(Saved entries)

-- -- --

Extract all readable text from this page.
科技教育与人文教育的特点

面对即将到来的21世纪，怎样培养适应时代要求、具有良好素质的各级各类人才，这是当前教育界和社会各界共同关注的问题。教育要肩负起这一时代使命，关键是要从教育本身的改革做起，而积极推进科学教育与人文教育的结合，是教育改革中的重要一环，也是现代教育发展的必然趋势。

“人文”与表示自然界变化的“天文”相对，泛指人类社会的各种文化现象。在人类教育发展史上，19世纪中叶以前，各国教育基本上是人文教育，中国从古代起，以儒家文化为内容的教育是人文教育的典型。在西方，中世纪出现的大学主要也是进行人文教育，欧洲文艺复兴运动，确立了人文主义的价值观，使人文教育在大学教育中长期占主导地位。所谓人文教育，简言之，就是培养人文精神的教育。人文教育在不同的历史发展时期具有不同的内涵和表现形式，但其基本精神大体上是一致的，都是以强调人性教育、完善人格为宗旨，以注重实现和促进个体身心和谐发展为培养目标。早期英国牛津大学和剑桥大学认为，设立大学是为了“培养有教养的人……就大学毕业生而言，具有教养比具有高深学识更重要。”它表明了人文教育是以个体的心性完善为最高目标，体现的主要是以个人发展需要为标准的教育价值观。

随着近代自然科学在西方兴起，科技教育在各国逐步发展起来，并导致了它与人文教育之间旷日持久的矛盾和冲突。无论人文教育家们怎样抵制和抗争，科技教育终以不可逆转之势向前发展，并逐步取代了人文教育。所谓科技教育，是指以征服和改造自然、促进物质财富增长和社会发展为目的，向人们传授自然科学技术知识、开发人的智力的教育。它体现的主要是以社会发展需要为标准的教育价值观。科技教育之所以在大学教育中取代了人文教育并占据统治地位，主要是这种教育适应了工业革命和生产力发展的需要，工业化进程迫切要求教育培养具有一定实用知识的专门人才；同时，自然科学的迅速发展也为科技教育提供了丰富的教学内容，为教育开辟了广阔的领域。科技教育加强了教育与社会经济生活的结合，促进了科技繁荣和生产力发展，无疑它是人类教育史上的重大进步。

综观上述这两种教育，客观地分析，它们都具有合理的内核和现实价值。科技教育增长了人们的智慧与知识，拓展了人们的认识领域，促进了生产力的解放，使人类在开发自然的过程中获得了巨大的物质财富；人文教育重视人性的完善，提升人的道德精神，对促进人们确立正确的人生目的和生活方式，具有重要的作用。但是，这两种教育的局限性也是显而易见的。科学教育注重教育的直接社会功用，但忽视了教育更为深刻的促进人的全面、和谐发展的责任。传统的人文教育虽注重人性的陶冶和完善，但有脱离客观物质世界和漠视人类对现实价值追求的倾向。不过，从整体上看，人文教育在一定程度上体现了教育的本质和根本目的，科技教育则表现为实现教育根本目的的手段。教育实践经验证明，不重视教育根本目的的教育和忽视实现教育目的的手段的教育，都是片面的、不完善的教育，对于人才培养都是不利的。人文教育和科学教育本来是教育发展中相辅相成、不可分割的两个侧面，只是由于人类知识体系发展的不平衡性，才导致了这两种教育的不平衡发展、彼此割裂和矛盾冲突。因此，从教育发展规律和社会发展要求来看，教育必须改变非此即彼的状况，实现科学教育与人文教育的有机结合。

-- -- --

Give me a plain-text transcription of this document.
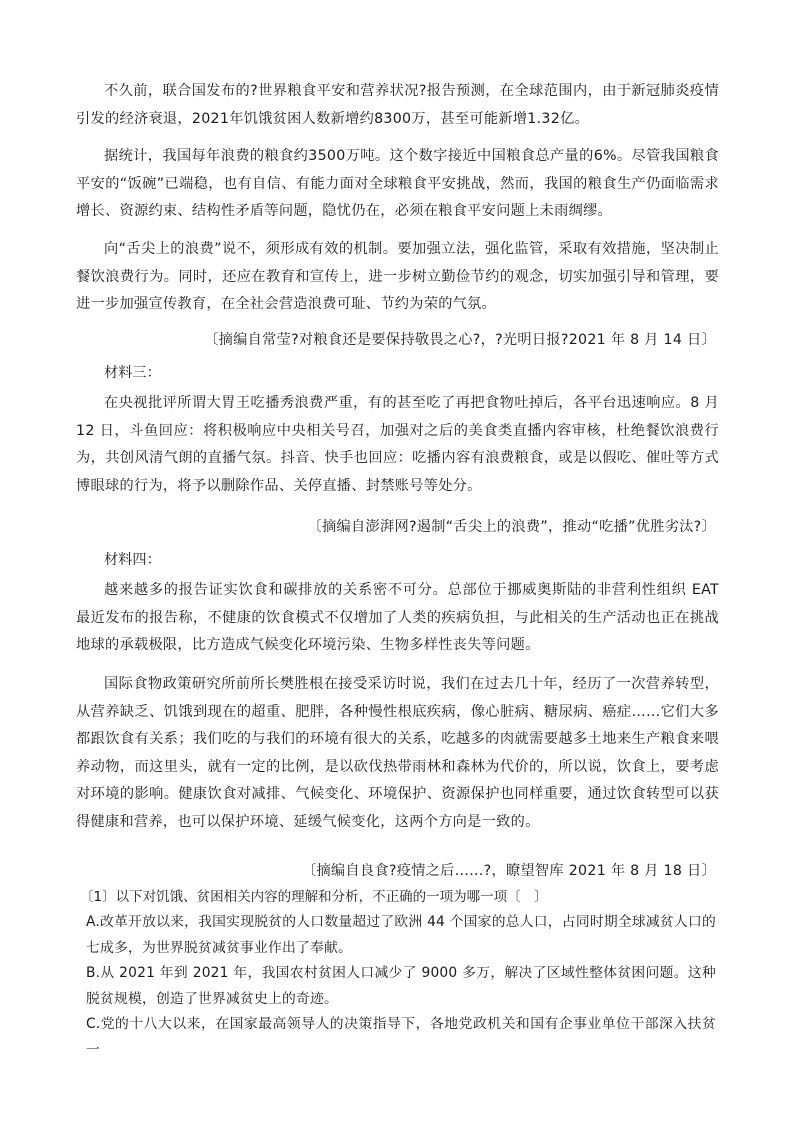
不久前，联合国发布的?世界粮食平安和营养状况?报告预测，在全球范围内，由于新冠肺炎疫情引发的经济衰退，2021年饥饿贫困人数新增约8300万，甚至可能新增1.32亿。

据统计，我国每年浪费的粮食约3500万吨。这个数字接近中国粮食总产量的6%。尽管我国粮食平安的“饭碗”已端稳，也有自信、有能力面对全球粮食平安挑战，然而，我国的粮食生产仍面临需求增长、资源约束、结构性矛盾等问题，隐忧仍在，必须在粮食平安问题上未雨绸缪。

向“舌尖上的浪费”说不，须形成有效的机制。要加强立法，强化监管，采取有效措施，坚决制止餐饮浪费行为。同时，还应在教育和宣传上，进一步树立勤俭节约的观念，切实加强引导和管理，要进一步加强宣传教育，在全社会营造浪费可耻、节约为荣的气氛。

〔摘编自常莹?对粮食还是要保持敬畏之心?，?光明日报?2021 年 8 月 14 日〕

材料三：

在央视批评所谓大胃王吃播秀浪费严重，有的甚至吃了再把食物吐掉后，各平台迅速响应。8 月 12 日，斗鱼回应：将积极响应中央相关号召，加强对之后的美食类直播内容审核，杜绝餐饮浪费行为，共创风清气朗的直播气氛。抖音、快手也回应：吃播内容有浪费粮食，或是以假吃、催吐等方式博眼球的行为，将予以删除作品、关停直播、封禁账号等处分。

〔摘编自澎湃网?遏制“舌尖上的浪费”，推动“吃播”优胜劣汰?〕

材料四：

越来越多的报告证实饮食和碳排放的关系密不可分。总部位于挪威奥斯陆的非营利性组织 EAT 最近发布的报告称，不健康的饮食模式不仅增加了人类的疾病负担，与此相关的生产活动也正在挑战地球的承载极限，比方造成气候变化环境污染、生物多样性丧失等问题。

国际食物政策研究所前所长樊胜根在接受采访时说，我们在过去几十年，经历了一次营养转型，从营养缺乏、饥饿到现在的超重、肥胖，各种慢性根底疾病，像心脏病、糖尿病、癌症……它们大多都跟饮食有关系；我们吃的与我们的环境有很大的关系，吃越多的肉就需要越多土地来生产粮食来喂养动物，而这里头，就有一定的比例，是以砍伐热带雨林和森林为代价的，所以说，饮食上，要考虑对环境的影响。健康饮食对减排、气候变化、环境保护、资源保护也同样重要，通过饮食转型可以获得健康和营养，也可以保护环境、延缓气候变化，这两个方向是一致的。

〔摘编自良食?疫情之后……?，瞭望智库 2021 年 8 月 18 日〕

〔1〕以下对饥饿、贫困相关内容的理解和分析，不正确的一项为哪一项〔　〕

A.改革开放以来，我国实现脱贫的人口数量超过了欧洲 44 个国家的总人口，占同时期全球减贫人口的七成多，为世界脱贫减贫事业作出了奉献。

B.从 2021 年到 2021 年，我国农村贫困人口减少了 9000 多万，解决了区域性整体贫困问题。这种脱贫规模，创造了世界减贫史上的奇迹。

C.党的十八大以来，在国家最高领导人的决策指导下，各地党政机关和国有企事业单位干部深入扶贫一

-- -- --

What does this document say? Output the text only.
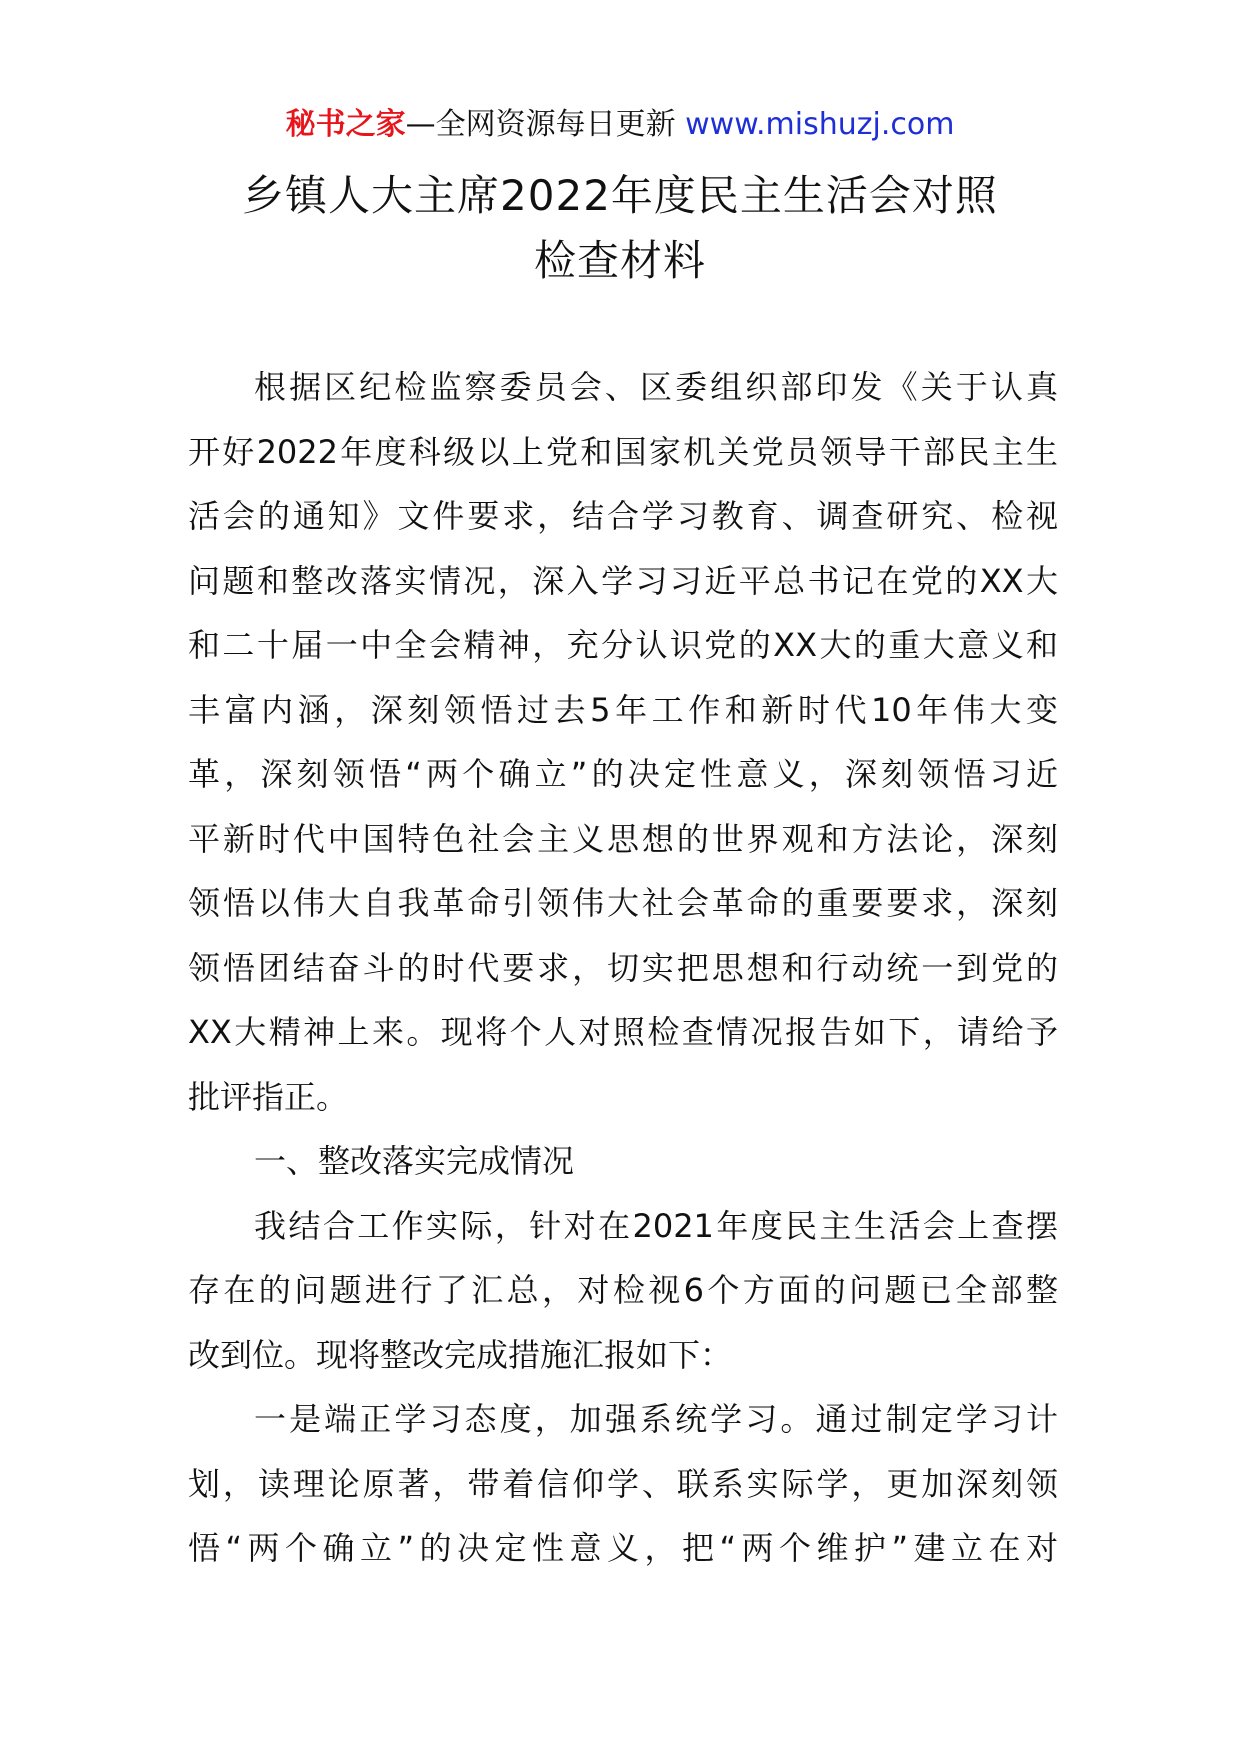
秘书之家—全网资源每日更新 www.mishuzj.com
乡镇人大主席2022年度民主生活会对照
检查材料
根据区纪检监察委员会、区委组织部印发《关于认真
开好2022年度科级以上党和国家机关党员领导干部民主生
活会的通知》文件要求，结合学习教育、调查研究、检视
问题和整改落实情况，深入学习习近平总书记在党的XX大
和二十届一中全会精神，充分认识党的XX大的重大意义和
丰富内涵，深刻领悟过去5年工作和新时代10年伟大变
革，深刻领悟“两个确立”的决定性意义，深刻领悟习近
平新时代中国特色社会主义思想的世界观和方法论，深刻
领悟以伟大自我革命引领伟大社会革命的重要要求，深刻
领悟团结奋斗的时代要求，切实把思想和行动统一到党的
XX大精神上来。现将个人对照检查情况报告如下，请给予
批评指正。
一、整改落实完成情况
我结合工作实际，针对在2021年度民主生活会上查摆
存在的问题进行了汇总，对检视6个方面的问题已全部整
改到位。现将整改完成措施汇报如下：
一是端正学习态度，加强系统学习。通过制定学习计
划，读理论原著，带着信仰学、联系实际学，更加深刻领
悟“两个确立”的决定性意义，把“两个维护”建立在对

-- -- --

* _Problem requirements_:
Each line that holds the string "的决定性意义" counts once; give the total and nothing else.

* _Written answer_:
2